Your objective:
Below are some records. Say in a single number how many of their lines include the word "отходов".

Data shown:
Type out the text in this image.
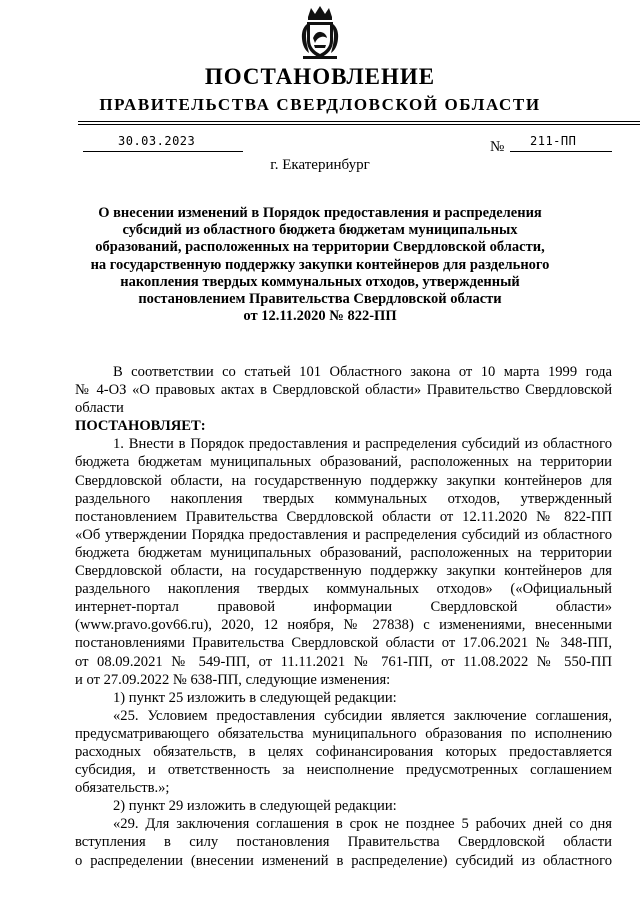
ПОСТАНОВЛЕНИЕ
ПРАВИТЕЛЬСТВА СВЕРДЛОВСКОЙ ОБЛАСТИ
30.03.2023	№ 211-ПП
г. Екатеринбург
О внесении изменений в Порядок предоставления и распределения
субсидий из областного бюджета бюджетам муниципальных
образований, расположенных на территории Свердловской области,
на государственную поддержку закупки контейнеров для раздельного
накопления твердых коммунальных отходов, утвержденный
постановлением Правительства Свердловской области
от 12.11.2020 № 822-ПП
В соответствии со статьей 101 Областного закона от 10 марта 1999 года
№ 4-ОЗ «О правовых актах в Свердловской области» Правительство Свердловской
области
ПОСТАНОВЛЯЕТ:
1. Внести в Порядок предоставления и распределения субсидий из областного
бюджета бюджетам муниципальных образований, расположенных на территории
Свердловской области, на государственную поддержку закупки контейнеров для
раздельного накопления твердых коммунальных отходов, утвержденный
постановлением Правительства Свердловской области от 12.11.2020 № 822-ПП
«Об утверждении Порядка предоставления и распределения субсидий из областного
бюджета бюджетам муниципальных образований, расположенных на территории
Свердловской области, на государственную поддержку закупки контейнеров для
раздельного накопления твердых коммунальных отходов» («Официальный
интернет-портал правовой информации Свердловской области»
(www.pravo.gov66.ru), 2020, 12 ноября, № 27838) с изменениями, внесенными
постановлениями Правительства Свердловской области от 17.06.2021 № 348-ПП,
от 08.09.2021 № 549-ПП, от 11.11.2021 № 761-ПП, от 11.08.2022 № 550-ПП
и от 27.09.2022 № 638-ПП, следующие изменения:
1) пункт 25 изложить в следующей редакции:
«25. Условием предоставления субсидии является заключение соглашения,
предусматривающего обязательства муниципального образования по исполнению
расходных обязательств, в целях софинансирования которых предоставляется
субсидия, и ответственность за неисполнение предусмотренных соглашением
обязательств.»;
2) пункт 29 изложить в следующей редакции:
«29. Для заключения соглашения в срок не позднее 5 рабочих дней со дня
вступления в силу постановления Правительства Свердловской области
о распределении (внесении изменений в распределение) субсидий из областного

* * *

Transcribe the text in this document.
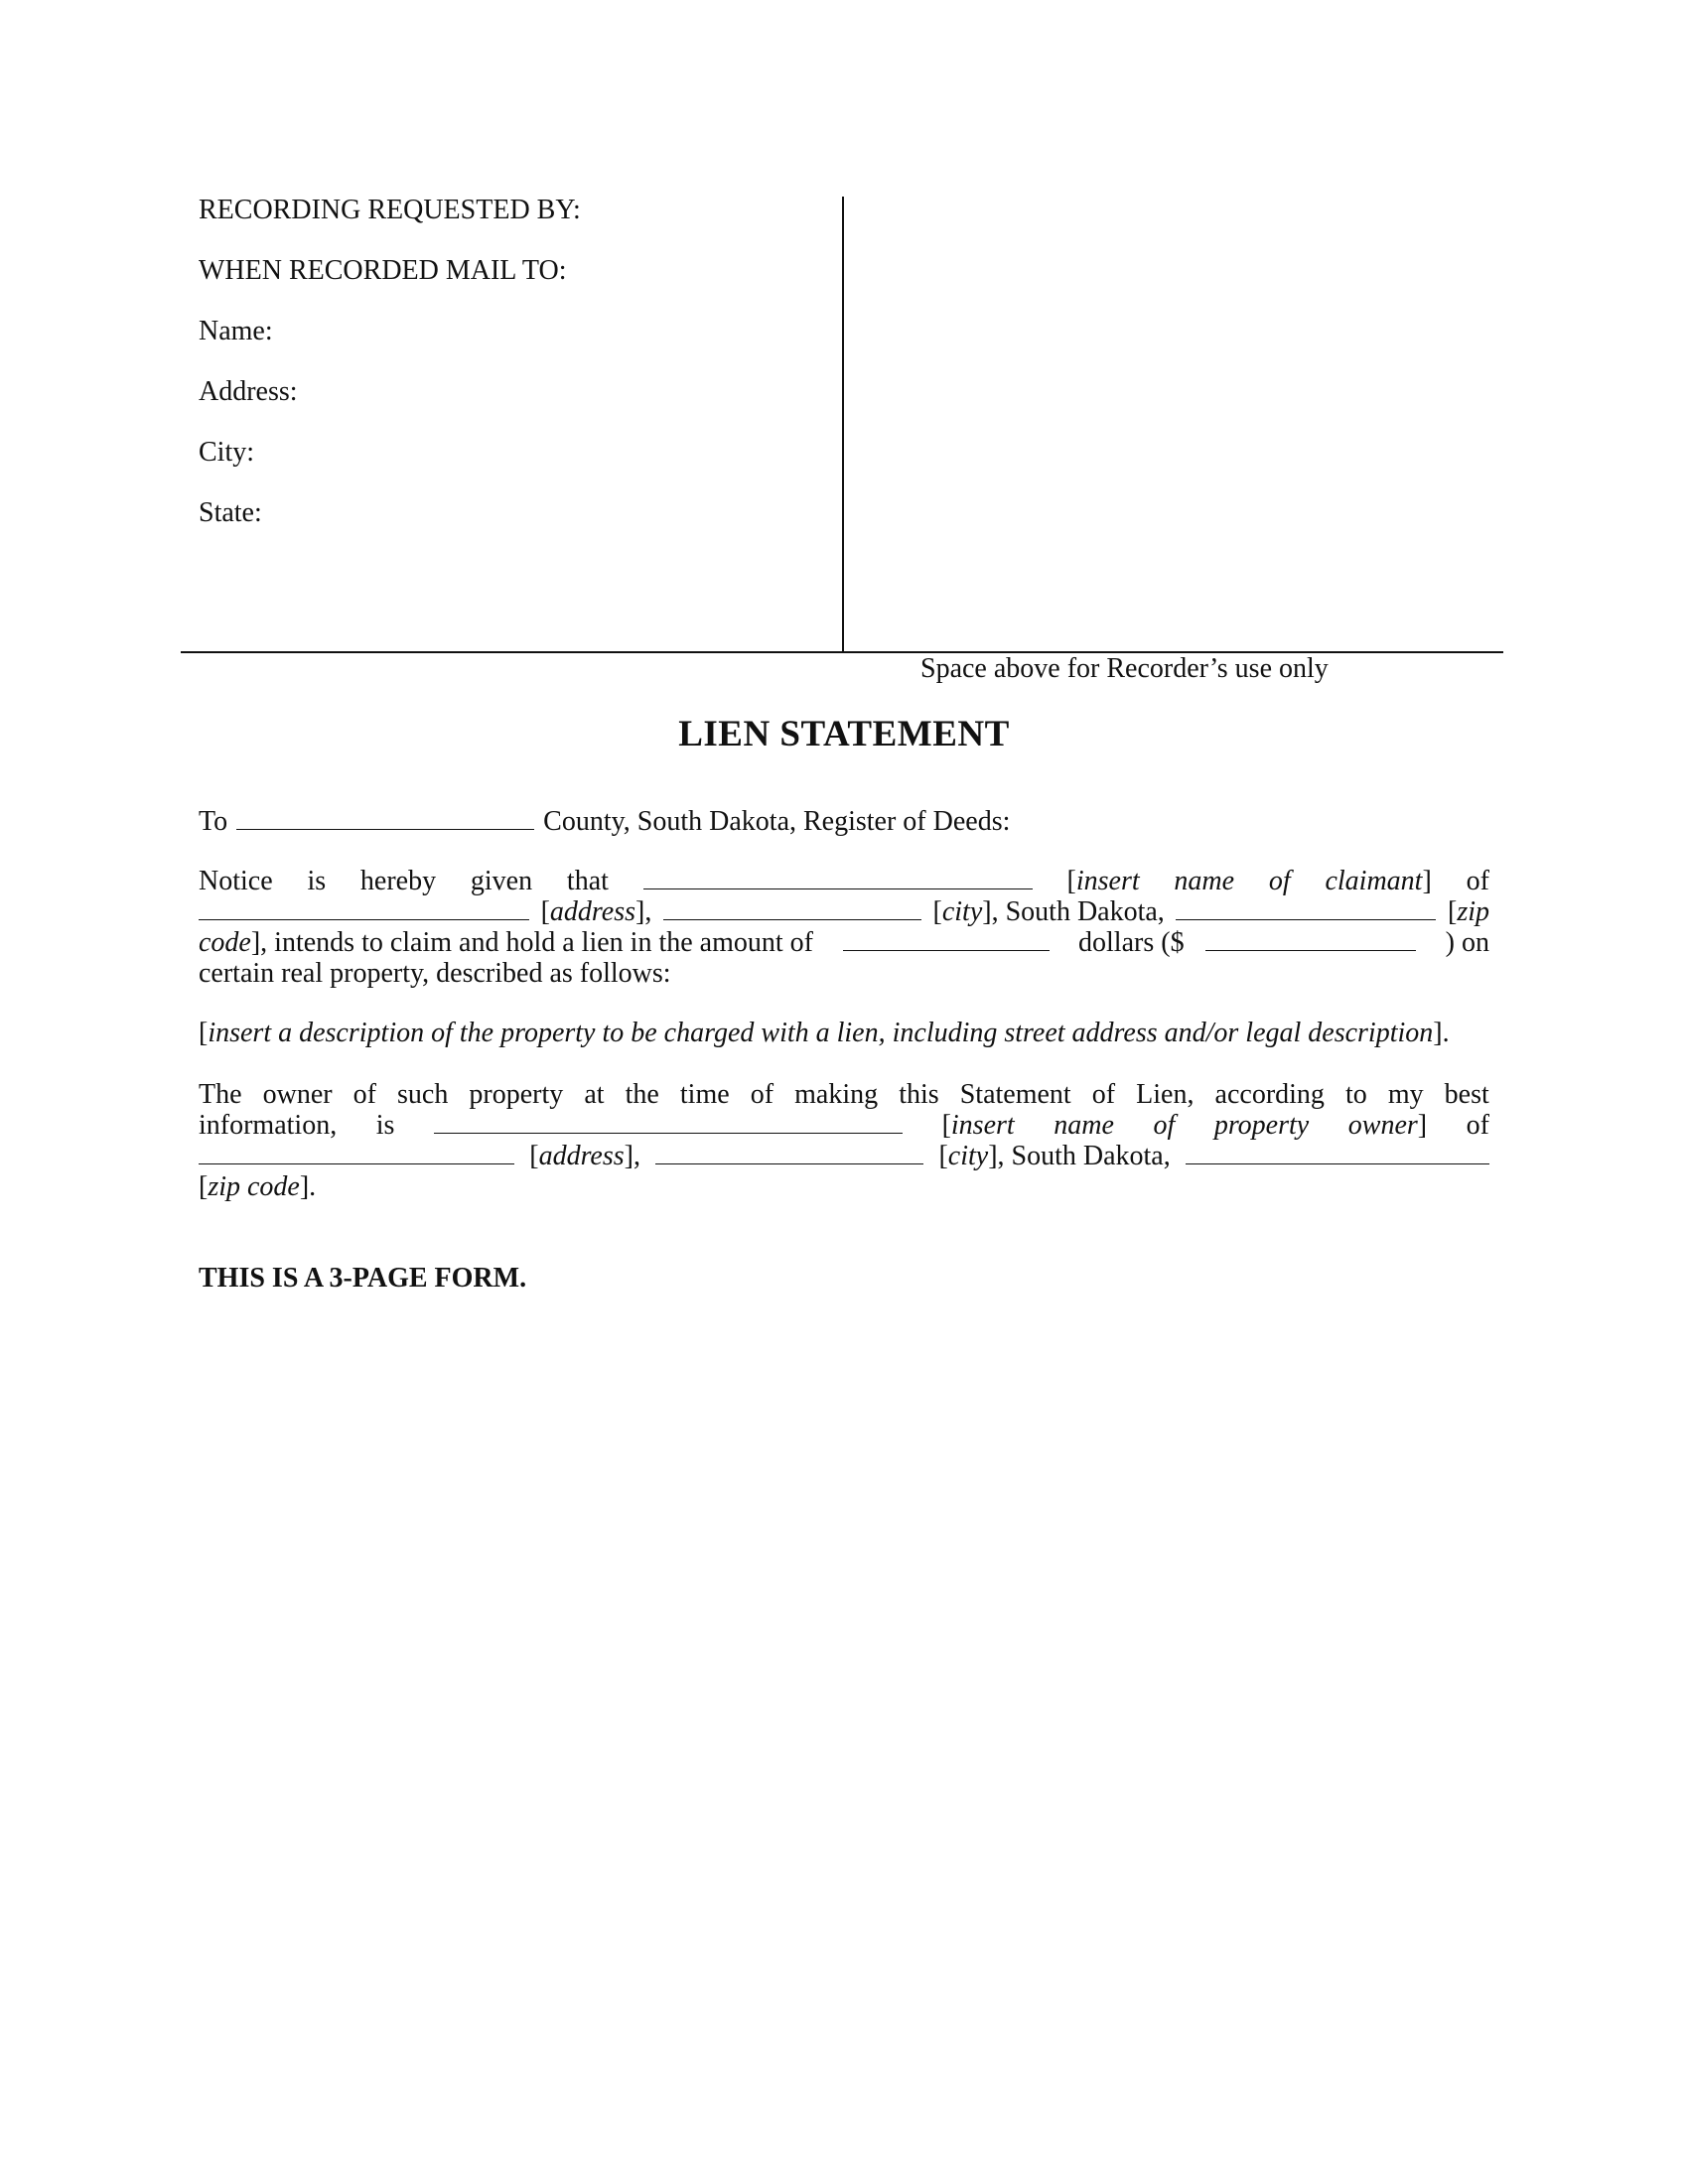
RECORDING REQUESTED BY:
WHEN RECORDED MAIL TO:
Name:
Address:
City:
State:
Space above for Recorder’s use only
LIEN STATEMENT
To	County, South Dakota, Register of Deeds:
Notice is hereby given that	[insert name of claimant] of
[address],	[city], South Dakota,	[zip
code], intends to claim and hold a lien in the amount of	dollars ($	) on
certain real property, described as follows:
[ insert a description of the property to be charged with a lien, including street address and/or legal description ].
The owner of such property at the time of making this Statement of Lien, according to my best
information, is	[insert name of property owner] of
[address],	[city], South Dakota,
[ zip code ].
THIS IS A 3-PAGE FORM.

Answer to this task:
3